Required work:
Count how many lines have the word "дополнить" in them. Reply with that number by itself.

Working data:
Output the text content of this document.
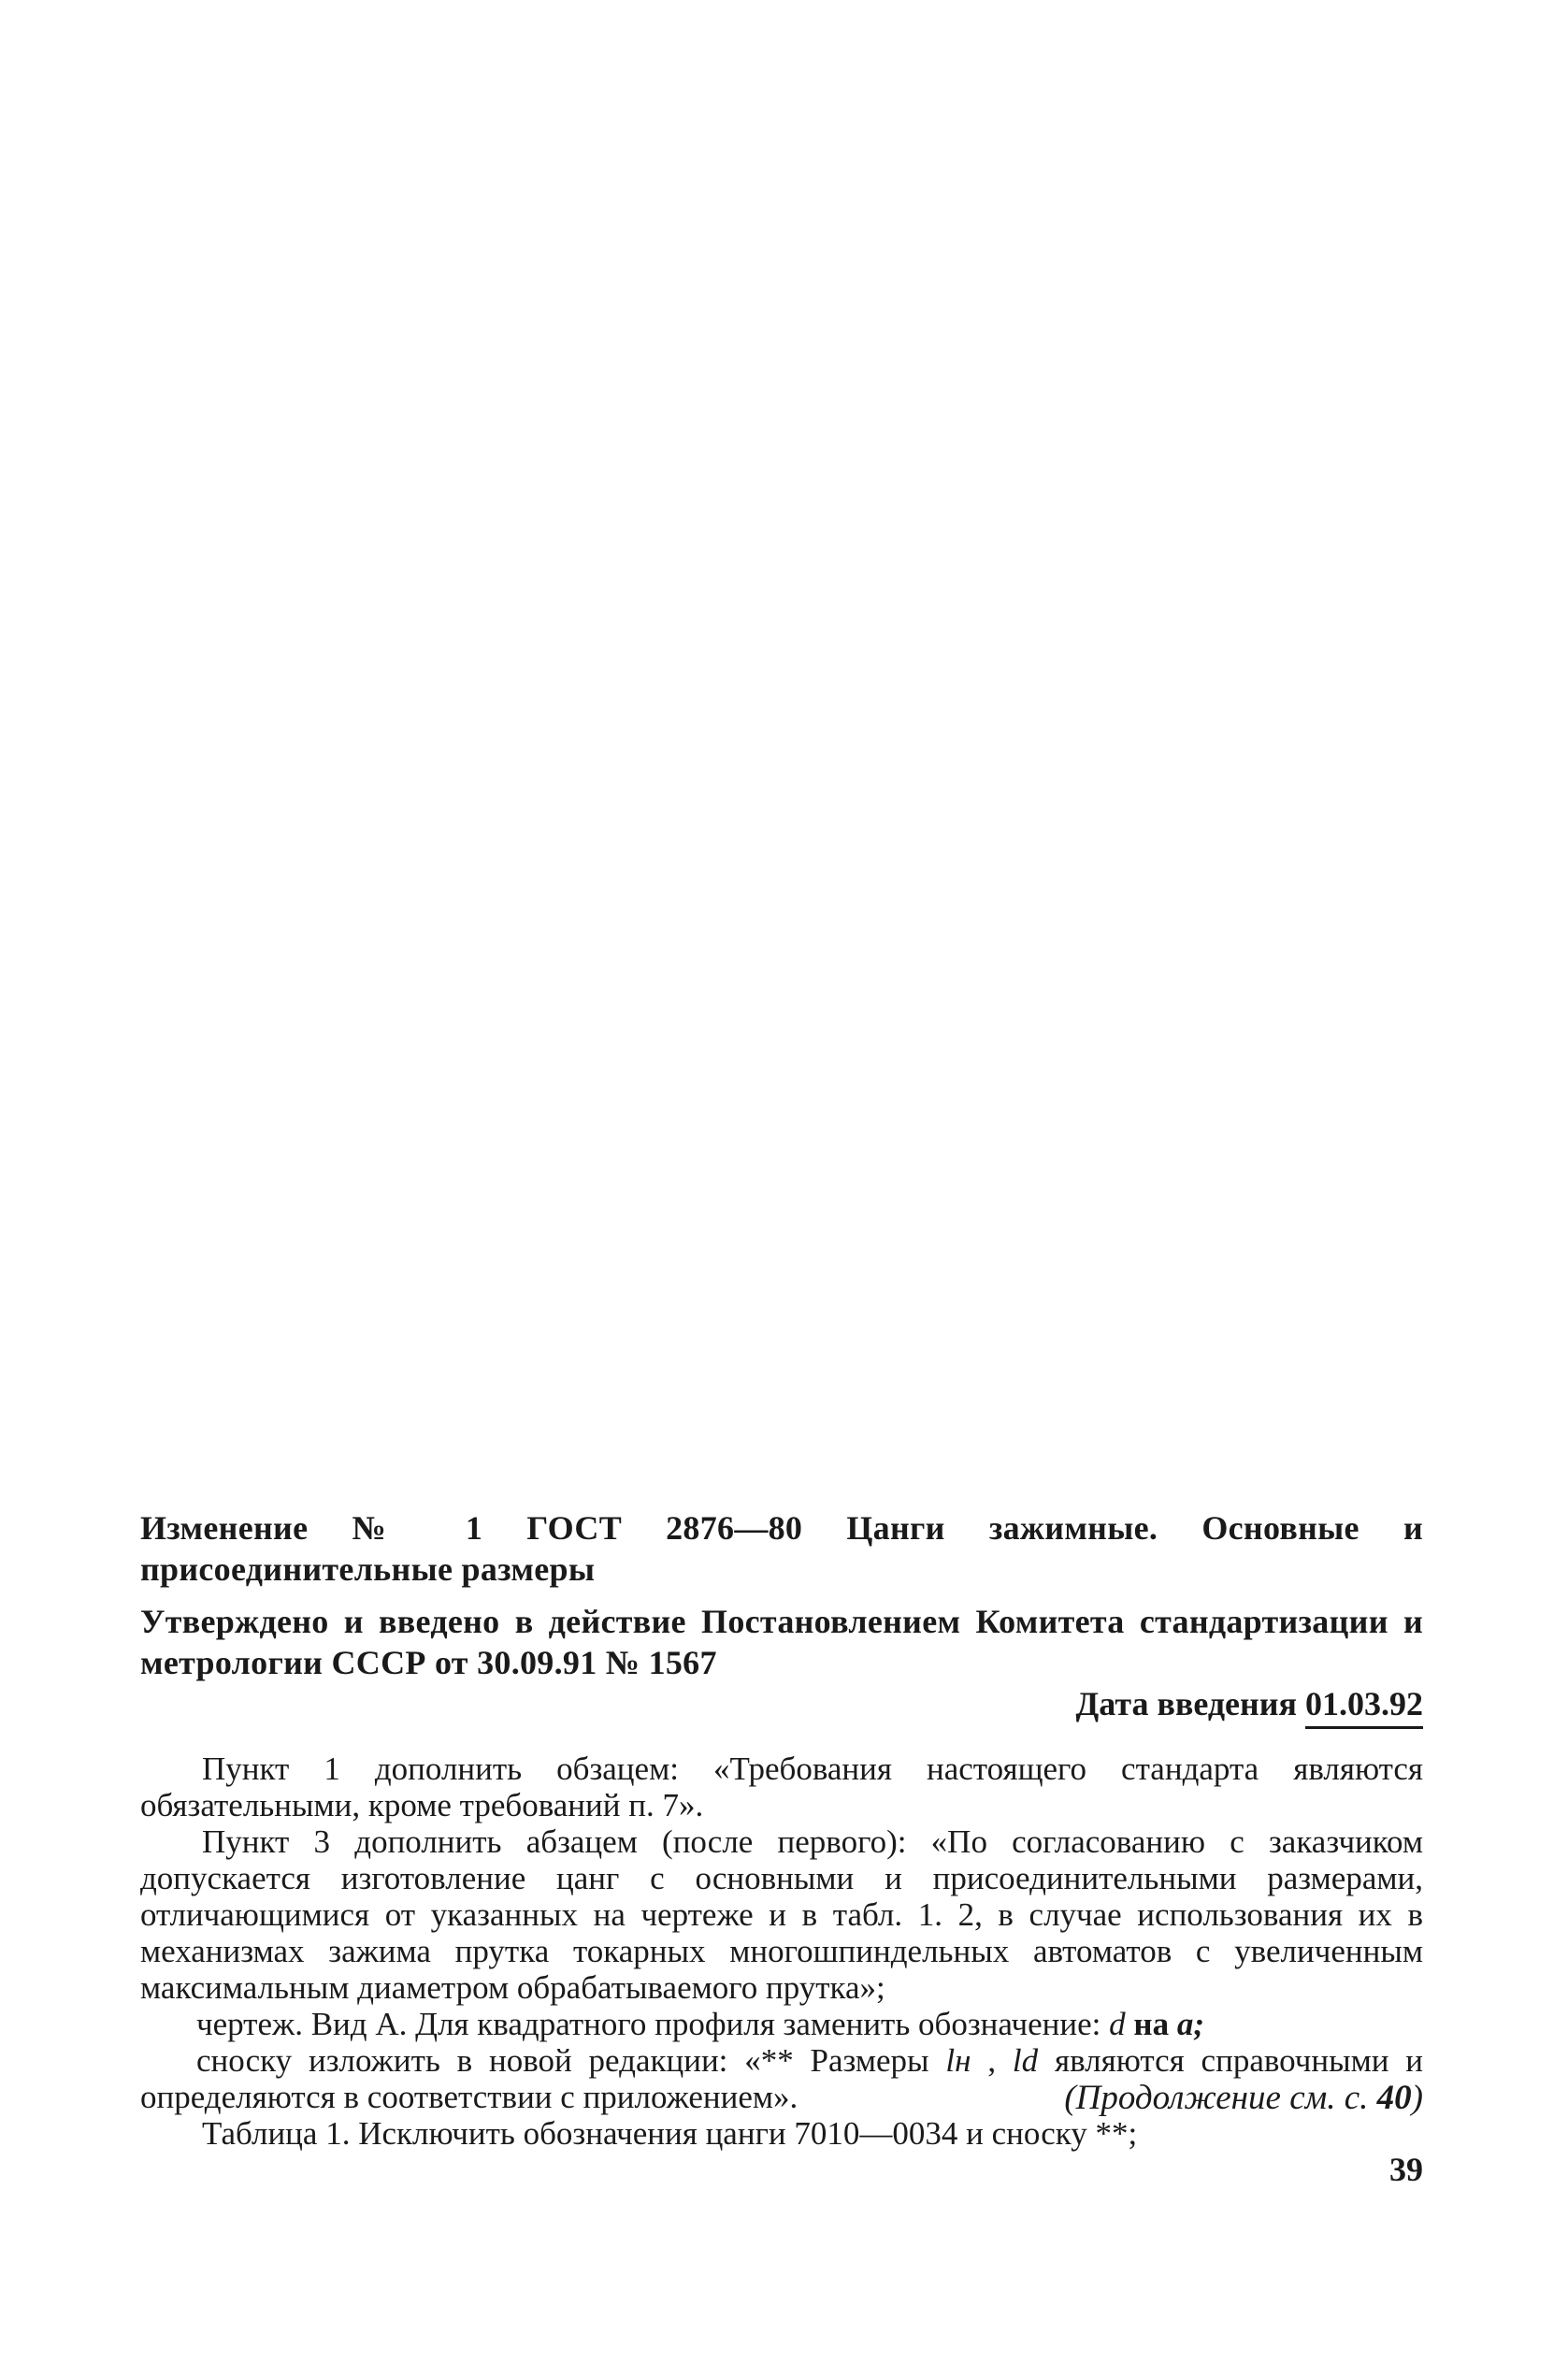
Изменение № 1 ГОСТ 2876—80 Цанги зажимные. Основные и присоединительные размеры
Утверждено и введено в действие Постановлением Комитета стандартизации и метрологии СССР от 30.09.91 № 1567
Дата введения 01.03.92

Пункт 1 дополнить обзацем: «Требования настоящего стандарта являются обязательными, кроме требований п. 7».

Пункт 3 дополнить абзацем (после первого): «По согласованию с заказчиком допускается изготовление цанг с основными и присоединительными размерами, отличающимися от указанных на чертеже и в табл. 1. 2, в случае использования их в механизмах зажима прутка токарных многошпиндельных автоматов с увеличенным максимальным диаметром обрабатываемого прутка»;

чертеж. Вид А. Для квадратного профиля заменить обозначение: d на a;

сноску изложить в новой редакции: «** Размеры lн , ld являются справочными и определяются в соответствии с приложением».

Таблица 1. Исключить обозначения цанги 7010—0034 и сноску **;

(Продолжение см. с. 40)
39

Exercise answer:
2